Entries taken from a collection
------------------------------------

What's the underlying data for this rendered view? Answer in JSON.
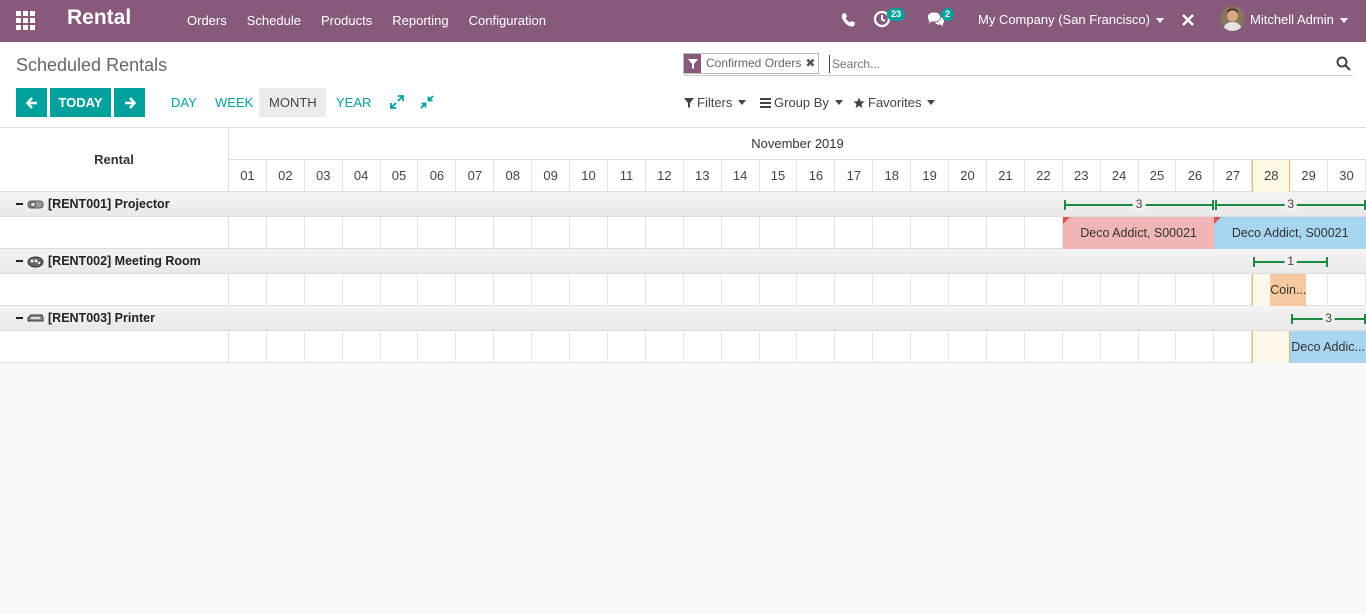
{
  "navbar": {
    "brand": "Rental",
    "menu": [
      "Orders",
      "Schedule",
      "Products",
      "Reporting",
      "Configuration"
    ],
    "activity_count": "23",
    "message_count": "2",
    "company": "My Company (San Francisco)",
    "user": "Mitchell Admin",
    "bg_color": "#875a7b"
  },
  "control": {
    "breadcrumb": "Scheduled Rentals",
    "today_label": "TODAY",
    "scales": [
      "DAY",
      "WEEK",
      "MONTH",
      "YEAR"
    ],
    "active_scale": "MONTH",
    "facet_label": "Confirmed Orders",
    "search_placeholder": "Search...",
    "filters_label": "Filters",
    "groupby_label": "Group By",
    "favorites_label": "Favorites",
    "accent_color": "#00a09d"
  },
  "gantt": {
    "row_header": "Rental",
    "month": "November 2019",
    "days": [
      "01",
      "02",
      "03",
      "04",
      "05",
      "06",
      "07",
      "08",
      "09",
      "10",
      "11",
      "12",
      "13",
      "14",
      "15",
      "16",
      "17",
      "18",
      "19",
      "20",
      "21",
      "22",
      "23",
      "24",
      "25",
      "26",
      "27",
      "28",
      "29",
      "30"
    ],
    "today": "28",
    "groups": [
      {
        "label": "[RENT001] Projector",
        "icon": "projector-icon",
        "brackets": [
          {
            "count": "3",
            "from": "23",
            "to": "26"
          },
          {
            "count": "3",
            "from": "27",
            "to": "30"
          }
        ],
        "pills": [
          {
            "text": "Deco Addict, S00021",
            "from": "23",
            "to": "26",
            "color": "#f2b5b5",
            "corner": true
          },
          {
            "text": "Deco Addict, S00021",
            "from": "27",
            "to": "30",
            "color": "#a8d5f0",
            "corner": true
          }
        ]
      },
      {
        "label": "[RENT002] Meeting Room",
        "icon": "meeting-room-icon",
        "brackets": [
          {
            "count": "1",
            "from": "28",
            "to": "29"
          }
        ],
        "pills": [
          {
            "text": "Coin...",
            "from": "28",
            "to": "28",
            "color": "#f7c9a0",
            "corner": false
          }
        ]
      },
      {
        "label": "[RENT003] Printer",
        "icon": "printer-icon",
        "brackets": [
          {
            "count": "3",
            "from": "29",
            "to": "30"
          }
        ],
        "pills": [
          {
            "text": "Deco Addic...",
            "from": "29",
            "to": "30",
            "color": "#a8d5f0",
            "corner": false
          }
        ]
      }
    ]
  }
}
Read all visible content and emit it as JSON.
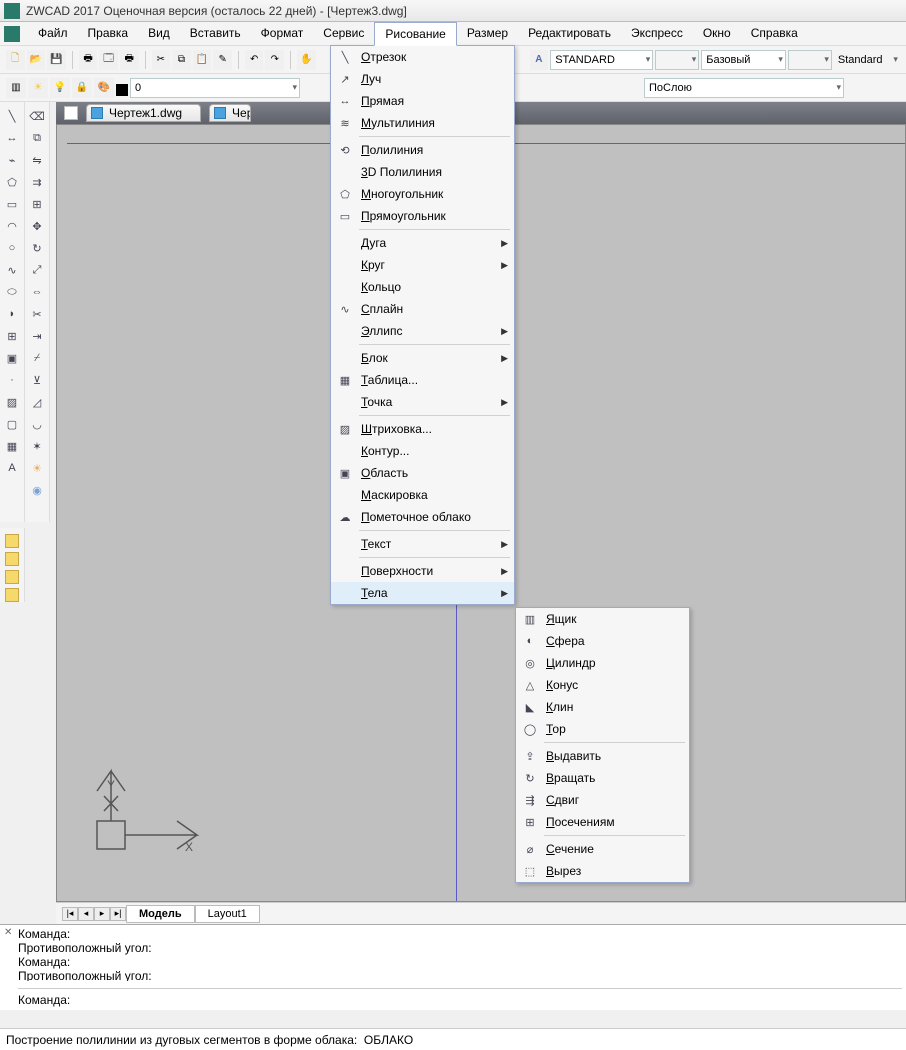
{
  "title": "ZWCAD 2017 Оценочная версия (осталось 22 дней) - [Чертеж3.dwg]",
  "menubar": [
    "Файл",
    "Правка",
    "Вид",
    "Вставить",
    "Формат",
    "Сервис",
    "Рисование",
    "Размер",
    "Редактировать",
    "Экспресс",
    "Окно",
    "Справка"
  ],
  "menubar_open_index": 6,
  "toolbar1": {
    "style_dd": "STANDARD",
    "base_dd": "Базовый",
    "standard_dd": "Standard"
  },
  "toolbar2": {
    "layer_dd": "0",
    "bylayer_dd": "ПоСлою"
  },
  "tabs": [
    "Чертеж1.dwg",
    "Черт"
  ],
  "model_tabs": {
    "nav": [
      "|◂",
      "◂",
      "▸",
      "▸|"
    ],
    "active": "Модель",
    "other": "Layout1"
  },
  "command_history": [
    "Команда:",
    "Противоположный угол:",
    "Команда:",
    "Противоположный угол:"
  ],
  "command_prompt": "Команда:",
  "status": {
    "text": "Построение полилинии из дуговых сегментов в форме облака:",
    "cmd": "ОБЛАКО"
  },
  "draw_menu": [
    {
      "icon": "╲",
      "label": "Отрезок"
    },
    {
      "icon": "↗",
      "label": "Луч"
    },
    {
      "icon": "↔",
      "label": "Прямая"
    },
    {
      "icon": "≋",
      "label": "Мультилиния"
    },
    {
      "sep": true
    },
    {
      "icon": "⟲",
      "label": "Полилиния"
    },
    {
      "icon": "",
      "label": "3D Полилиния"
    },
    {
      "icon": "⬠",
      "label": "Многоугольник"
    },
    {
      "icon": "▭",
      "label": "Прямоугольник"
    },
    {
      "sep": true
    },
    {
      "icon": "",
      "label": "Дуга",
      "sub": true
    },
    {
      "icon": "",
      "label": "Круг",
      "sub": true
    },
    {
      "icon": "",
      "label": "Кольцо"
    },
    {
      "icon": "∿",
      "label": "Сплайн"
    },
    {
      "icon": "",
      "label": "Эллипс",
      "sub": true
    },
    {
      "sep": true
    },
    {
      "icon": "",
      "label": "Блок",
      "sub": true
    },
    {
      "icon": "▦",
      "label": "Таблица..."
    },
    {
      "icon": "",
      "label": "Точка",
      "sub": true
    },
    {
      "sep": true
    },
    {
      "icon": "▨",
      "label": "Штриховка..."
    },
    {
      "icon": "",
      "label": "Контур..."
    },
    {
      "icon": "▣",
      "label": "Область"
    },
    {
      "icon": "",
      "label": "Маскировка"
    },
    {
      "icon": "☁",
      "label": "Пометочное облако"
    },
    {
      "sep": true
    },
    {
      "icon": "",
      "label": "Текст",
      "sub": true
    },
    {
      "sep": true
    },
    {
      "icon": "",
      "label": "Поверхности",
      "sub": true
    },
    {
      "icon": "",
      "label": "Тела",
      "sub": true,
      "hl": true
    }
  ],
  "solids_menu": [
    {
      "icon": "▥",
      "label": "Ящик"
    },
    {
      "icon": "◐",
      "label": "Сфера"
    },
    {
      "icon": "◎",
      "label": "Цилиндр"
    },
    {
      "icon": "△",
      "label": "Конус"
    },
    {
      "icon": "◣",
      "label": "Клин"
    },
    {
      "icon": "◯",
      "label": "Тор"
    },
    {
      "sep": true
    },
    {
      "icon": "⇪",
      "label": "Выдавить"
    },
    {
      "icon": "↻",
      "label": "Вращать"
    },
    {
      "icon": "⇶",
      "label": "Сдвиг"
    },
    {
      "icon": "⊞",
      "label": "Посечениям"
    },
    {
      "sep": true
    },
    {
      "icon": "⌀",
      "label": "Сечение"
    },
    {
      "icon": "⬚",
      "label": "Вырез"
    }
  ]
}
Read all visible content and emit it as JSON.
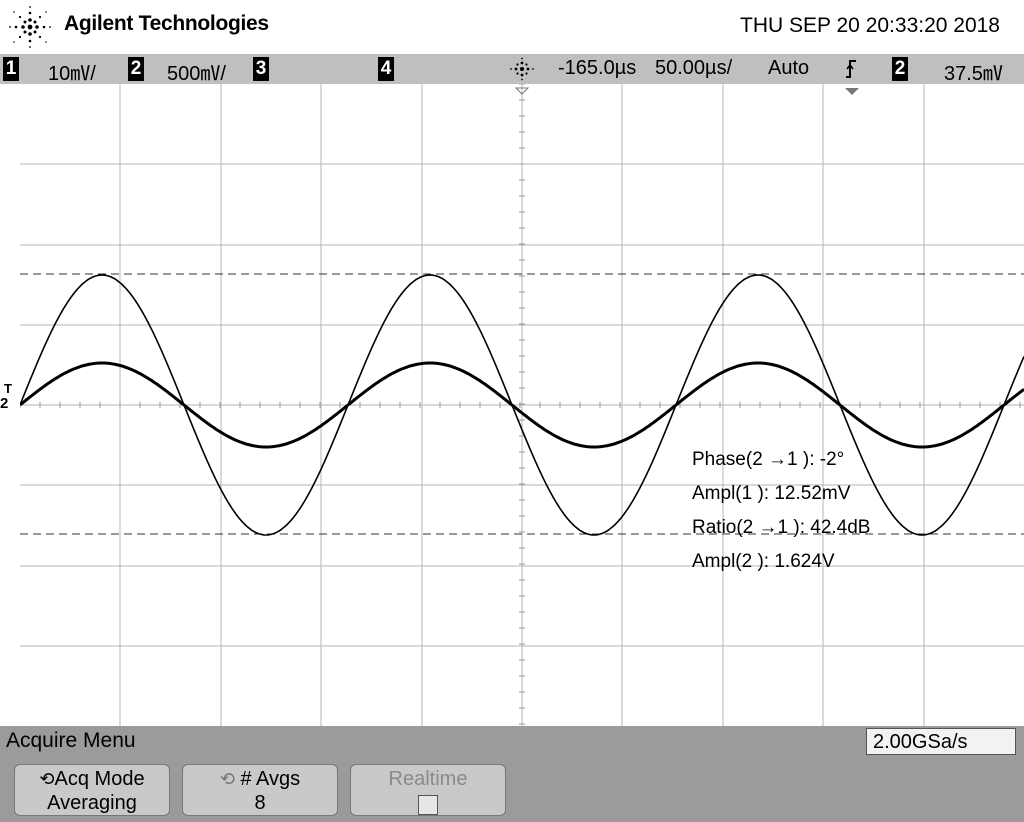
{
  "header": {
    "brand": "Agilent Technologies",
    "datetime": "THU SEP 20 20:33:20 2018"
  },
  "status_bar": {
    "ch1_num": "1",
    "ch1_scale": "10㎷/",
    "ch2_num": "2",
    "ch2_scale": "500㎷/",
    "ch3_num": "3",
    "ch4_num": "4",
    "time_delay": "-165.0µs",
    "time_scale": "50.00µs/",
    "trigger_mode": "Auto",
    "trigger_slope_icon": "rising-edge-icon",
    "trigger_source": "2",
    "trigger_level": "37.5㎷"
  },
  "screen": {
    "ground_marker": "T",
    "ch_marker": "2"
  },
  "measurements": {
    "phase": "Phase(2 →1 ): -2°",
    "ampl1": "Ampl(1 ): 12.52mV",
    "ratio": "Ratio(2 →1 ): 42.4dB",
    "ampl2": "Ampl(2 ): 1.624V"
  },
  "menu": {
    "title": "Acquire Menu",
    "sample_rate": "2.00GSa/s",
    "softkeys": [
      {
        "label": "Acq Mode",
        "value": "Averaging"
      },
      {
        "label": "# Avgs",
        "value": "8"
      },
      {
        "label": "Realtime",
        "value": ""
      }
    ]
  },
  "colors": {
    "background": "#ffffff",
    "status_bar": "#bfbfbf",
    "menu": "#9b9b9b",
    "trace": "#000000"
  }
}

------------------------------------

JOB:
Repeat the material verbatim. Do not carry over any picture.

TASK ANSWER:
What's the underlying data for this rendered view? Answer in JSON.
{
  "navbar": {
    "brand": "Rental",
    "menu": [
      "Orders",
      "Schedule",
      "Products",
      "Reporting",
      "Configuration"
    ],
    "activity_count": "23",
    "message_count": "2",
    "company": "My Company (San Francisco)",
    "user": "Mitchell Admin",
    "bg_color": "#875a7b"
  },
  "control": {
    "breadcrumb": "Scheduled Rentals",
    "today_label": "TODAY",
    "scales": [
      "DAY",
      "WEEK",
      "MONTH",
      "YEAR"
    ],
    "active_scale": "MONTH",
    "facet_label": "Confirmed Orders",
    "search_placeholder": "Search...",
    "filters_label": "Filters",
    "groupby_label": "Group By",
    "favorites_label": "Favorites",
    "accent_color": "#00a09d"
  },
  "gantt": {
    "row_header": "Rental",
    "month": "November 2019",
    "days": [
      "01",
      "02",
      "03",
      "04",
      "05",
      "06",
      "07",
      "08",
      "09",
      "10",
      "11",
      "12",
      "13",
      "14",
      "15",
      "16",
      "17",
      "18",
      "19",
      "20",
      "21",
      "22",
      "23",
      "24",
      "25",
      "26",
      "27",
      "28",
      "29",
      "30"
    ],
    "today": "28",
    "groups": [
      {
        "label": "[RENT001] Projector",
        "icon": "projector-icon",
        "brackets": [
          {
            "count": "3",
            "from": "23",
            "to": "26"
          },
          {
            "count": "3",
            "from": "27",
            "to": "30"
          }
        ],
        "pills": [
          {
            "text": "Deco Addict, S00021",
            "from": "23",
            "to": "26",
            "color": "#f2b5b5",
            "corner": true
          },
          {
            "text": "Deco Addict, S00021",
            "from": "27",
            "to": "30",
            "color": "#a8d5f0",
            "corner": true
          }
        ]
      },
      {
        "label": "[RENT002] Meeting Room",
        "icon": "meeting-room-icon",
        "brackets": [
          {
            "count": "1",
            "from": "28",
            "to": "29"
          }
        ],
        "pills": [
          {
            "text": "Coin...",
            "from": "28",
            "to": "28",
            "color": "#f7c9a0",
            "corner": false
          }
        ]
      },
      {
        "label": "[RENT003] Printer",
        "icon": "printer-icon",
        "brackets": [
          {
            "count": "3",
            "from": "29",
            "to": "30"
          }
        ],
        "pills": [
          {
            "text": "Deco Addic...",
            "from": "29",
            "to": "30",
            "color": "#a8d5f0",
            "corner": false
          }
        ]
      }
    ]
  }
}
Read all visible content and emit it as JSON.
{
  "title": "ZWCAD 2017 Оценочная версия (осталось 22 дней) - [Чертеж3.dwg]",
  "menubar": [
    "Файл",
    "Правка",
    "Вид",
    "Вставить",
    "Формат",
    "Сервис",
    "Рисование",
    "Размер",
    "Редактировать",
    "Экспресс",
    "Окно",
    "Справка"
  ],
  "menubar_open_index": 6,
  "toolbar1": {
    "style_dd": "STANDARD",
    "base_dd": "Базовый",
    "standard_dd": "Standard"
  },
  "toolbar2": {
    "layer_dd": "0",
    "bylayer_dd": "ПоСлою"
  },
  "tabs": [
    "Чертеж1.dwg",
    "Черт"
  ],
  "model_tabs": {
    "nav": [
      "|◂",
      "◂",
      "▸",
      "▸|"
    ],
    "active": "Модель",
    "other": "Layout1"
  },
  "command_history": [
    "Команда:",
    "Противоположный угол:",
    "Команда:",
    "Противоположный угол:"
  ],
  "command_prompt": "Команда:",
  "status": {
    "text": "Построение полилинии из дуговых сегментов в форме облака:",
    "cmd": "ОБЛАКО"
  },
  "draw_menu": [
    {
      "icon": "╲",
      "label": "Отрезок"
    },
    {
      "icon": "↗",
      "label": "Луч"
    },
    {
      "icon": "↔",
      "label": "Прямая"
    },
    {
      "icon": "≋",
      "label": "Мультилиния"
    },
    {
      "sep": true
    },
    {
      "icon": "⟲",
      "label": "Полилиния"
    },
    {
      "icon": "",
      "label": "3D Полилиния"
    },
    {
      "icon": "⬠",
      "label": "Многоугольник"
    },
    {
      "icon": "▭",
      "label": "Прямоугольник"
    },
    {
      "sep": true
    },
    {
      "icon": "",
      "label": "Дуга",
      "sub": true
    },
    {
      "icon": "",
      "label": "Круг",
      "sub": true
    },
    {
      "icon": "",
      "label": "Кольцо"
    },
    {
      "icon": "∿",
      "label": "Сплайн"
    },
    {
      "icon": "",
      "label": "Эллипс",
      "sub": true
    },
    {
      "sep": true
    },
    {
      "icon": "",
      "label": "Блок",
      "sub": true
    },
    {
      "icon": "▦",
      "label": "Таблица..."
    },
    {
      "icon": "",
      "label": "Точка",
      "sub": true
    },
    {
      "sep": true
    },
    {
      "icon": "▨",
      "label": "Штриховка..."
    },
    {
      "icon": "",
      "label": "Контур..."
    },
    {
      "icon": "▣",
      "label": "Область"
    },
    {
      "icon": "",
      "label": "Маскировка"
    },
    {
      "icon": "☁",
      "label": "Пометочное облако"
    },
    {
      "sep": true
    },
    {
      "icon": "",
      "label": "Текст",
      "sub": true
    },
    {
      "sep": true
    },
    {
      "icon": "",
      "label": "Поверхности",
      "sub": true
    },
    {
      "icon": "",
      "label": "Тела",
      "sub": true,
      "hl": true
    }
  ],
  "solids_menu": [
    {
      "icon": "▥",
      "label": "Ящик"
    },
    {
      "icon": "◐",
      "label": "Сфера"
    },
    {
      "icon": "◎",
      "label": "Цилиндр"
    },
    {
      "icon": "△",
      "label": "Конус"
    },
    {
      "icon": "◣",
      "label": "Клин"
    },
    {
      "icon": "◯",
      "label": "Тор"
    },
    {
      "sep": true
    },
    {
      "icon": "⇪",
      "label": "Выдавить"
    },
    {
      "icon": "↻",
      "label": "Вращать"
    },
    {
      "icon": "⇶",
      "label": "Сдвиг"
    },
    {
      "icon": "⊞",
      "label": "Посечениям"
    },
    {
      "sep": true
    },
    {
      "icon": "⌀",
      "label": "Сечение"
    },
    {
      "icon": "⬚",
      "label": "Вырез"
    }
  ]
}
Read all visible content and emit it as JSON.
{
  "header": {
    "brand": "Agilent Technologies",
    "datetime": "THU SEP 20 20:33:20 2018"
  },
  "status_bar": {
    "ch1_num": "1",
    "ch1_scale": "10㎷/",
    "ch2_num": "2",
    "ch2_scale": "500㎷/",
    "ch3_num": "3",
    "ch4_num": "4",
    "time_delay": "-165.0µs",
    "time_scale": "50.00µs/",
    "trigger_mode": "Auto",
    "trigger_slope_icon": "rising-edge-icon",
    "trigger_source": "2",
    "trigger_level": "37.5㎷"
  },
  "screen": {
    "ground_marker": "T",
    "ch_marker": "2"
  },
  "measurements": {
    "phase": "Phase(2 →1 ): -2°",
    "ampl1": "Ampl(1 ): 12.52mV",
    "ratio": "Ratio(2 →1 ): 42.4dB",
    "ampl2": "Ampl(2 ): 1.624V"
  },
  "menu": {
    "title": "Acquire Menu",
    "sample_rate": "2.00GSa/s",
    "softkeys": [
      {
        "label": "Acq Mode",
        "value": "Averaging"
      },
      {
        "label": "# Avgs",
        "value": "8"
      },
      {
        "label": "Realtime",
        "value": ""
      }
    ]
  },
  "colors": {
    "background": "#ffffff",
    "status_bar": "#bfbfbf",
    "menu": "#9b9b9b",
    "trace": "#000000"
  }
}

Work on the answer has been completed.